[EXERCISE MATERIAL]

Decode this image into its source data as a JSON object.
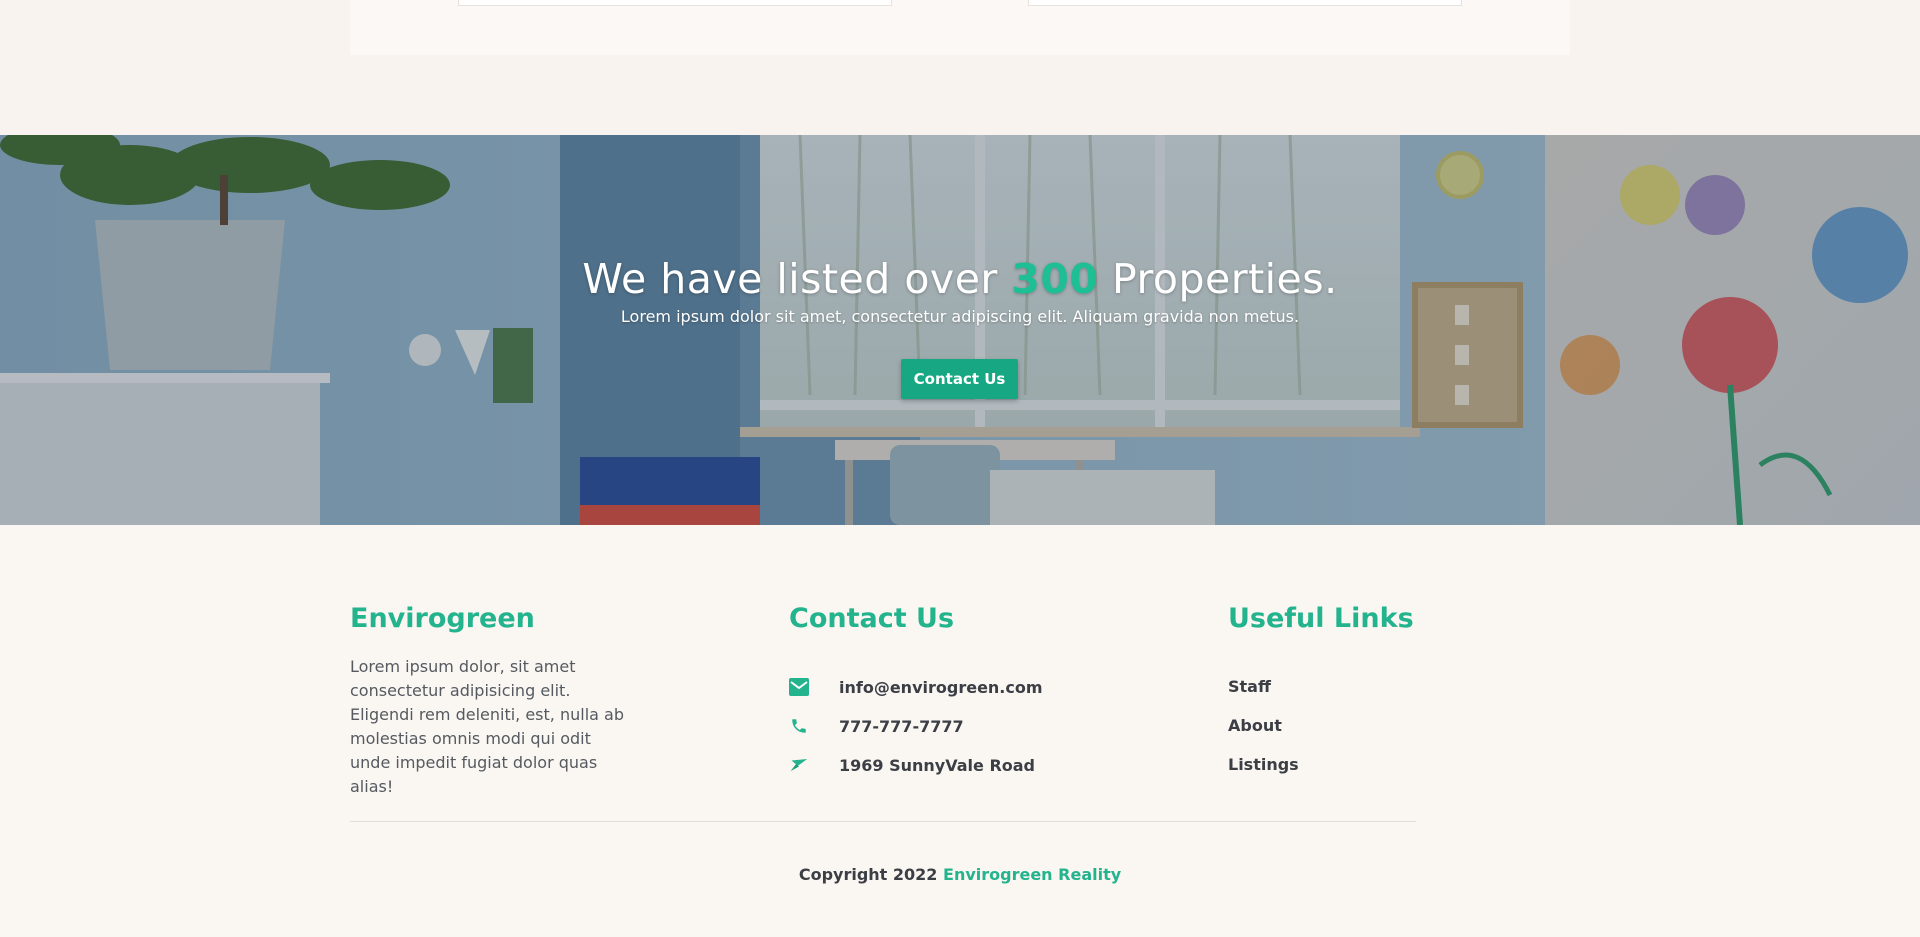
{
  "hero": {
    "title_before": "We have listed over ",
    "title_number": "300",
    "title_after": " Properties.",
    "subtitle": "Lorem ipsum dolor sit amet, consectetur adipiscing elit. Aliquam gravida non metus.",
    "button_label": "Contact Us"
  },
  "footer": {
    "about": {
      "title": "Envirogreen",
      "text": "Lorem ipsum dolor, sit amet consectetur adipisicing elit. Eligendi rem deleniti, est, nulla ab molestias omnis modi qui odit unde impedit fugiat dolor quas alias!"
    },
    "contact": {
      "title": "Contact Us",
      "items": [
        {
          "icon": "mail-icon",
          "text": "info@envirogreen.com"
        },
        {
          "icon": "phone-icon",
          "text": "777-777-7777"
        },
        {
          "icon": "send-icon",
          "text": "1969 SunnyVale Road"
        }
      ]
    },
    "links": {
      "title": "Useful Links",
      "items": [
        "Staff",
        "About",
        "Listings"
      ]
    },
    "copyright": {
      "prefix": "Copyright 2022",
      "brand": "Envirogreen Reality"
    }
  },
  "colors": {
    "accent": "#23b38d",
    "button": "#17a883",
    "background": "#faf6f2",
    "text": "#3b3f45"
  }
}
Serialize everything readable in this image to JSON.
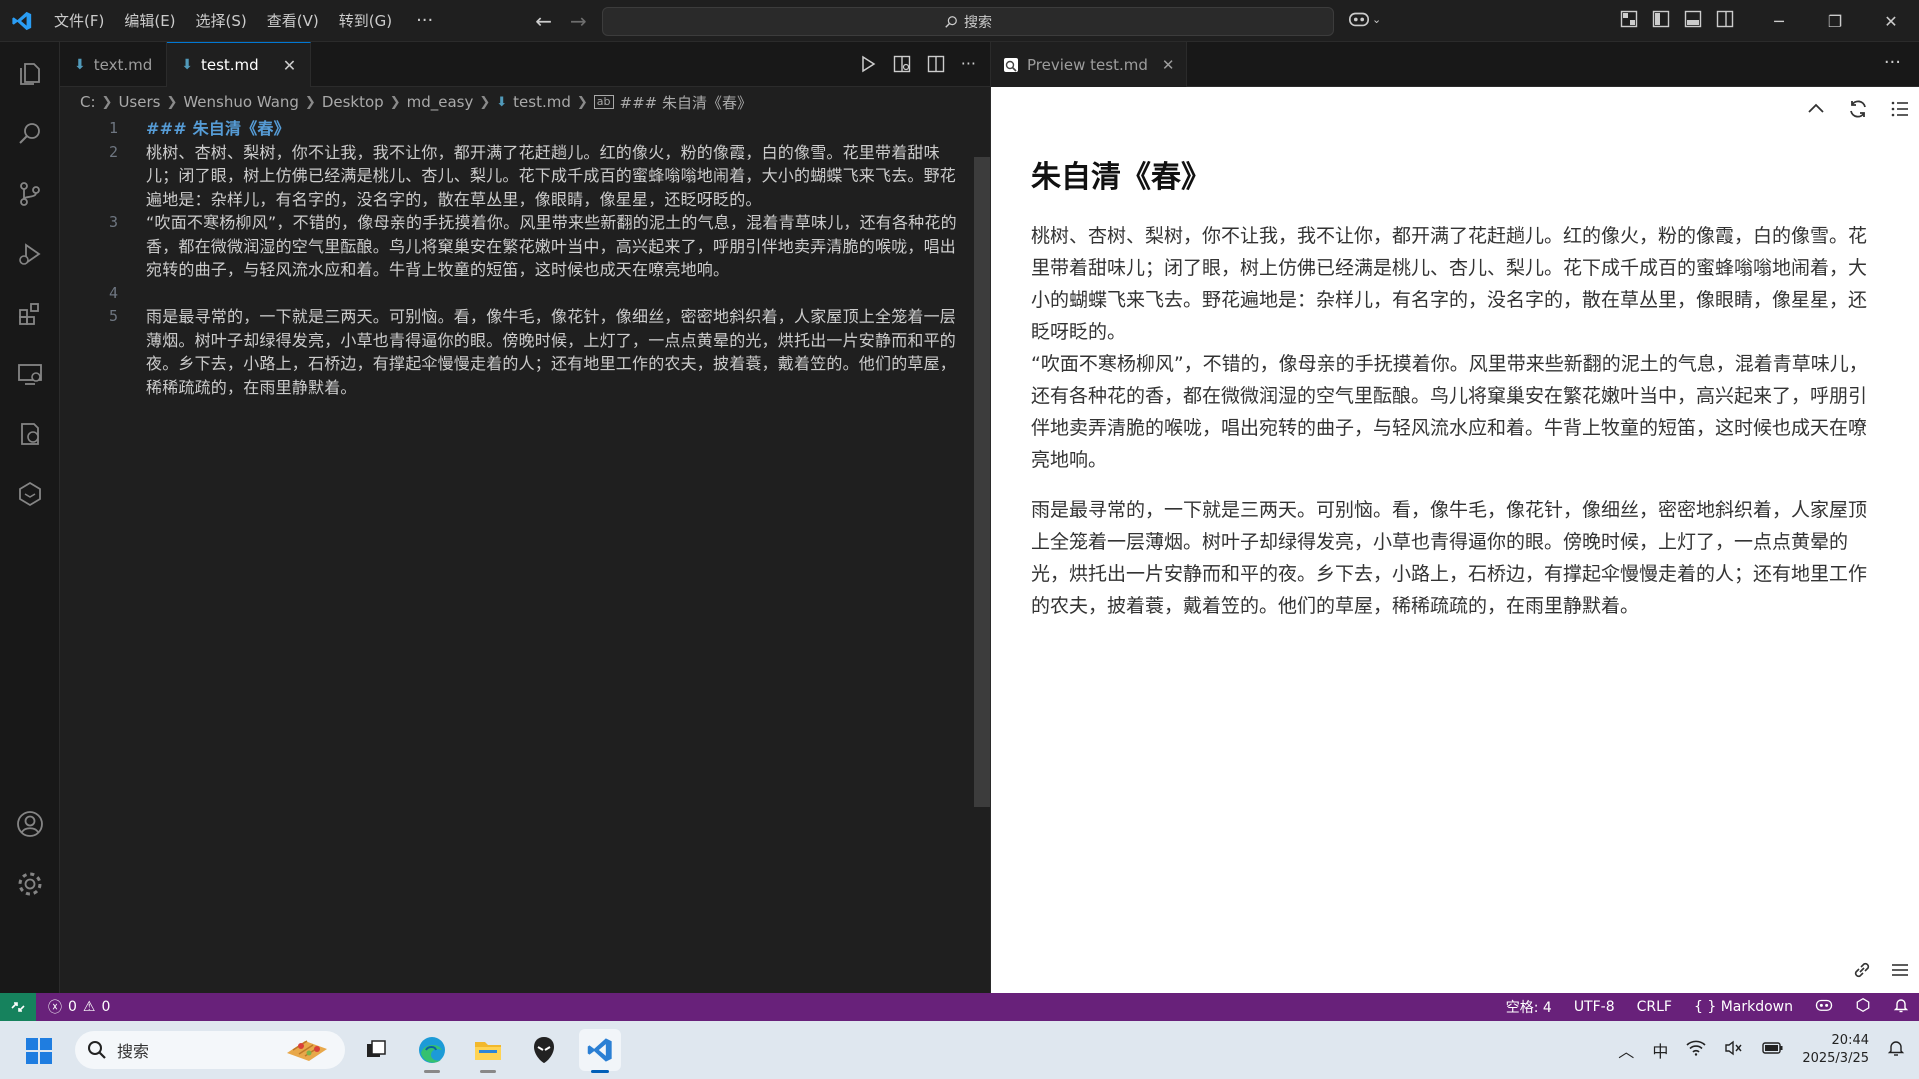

[DIRECTION] From the records above, pick out and copy each line holding the word "amet".

[REPLY TO THE EXERCISE]
    "subtitle": "Lorem ipsum dolor sit amet, consectetur adipiscing elit. Aliquam gravida non metus.",
      "text": "Lorem ipsum dolor, sit amet consectetur adipisicing elit. Eligendi rem deleniti, est, nulla ab molestias omnis modi qui odit unde impedit fugiat dolor quas alias!"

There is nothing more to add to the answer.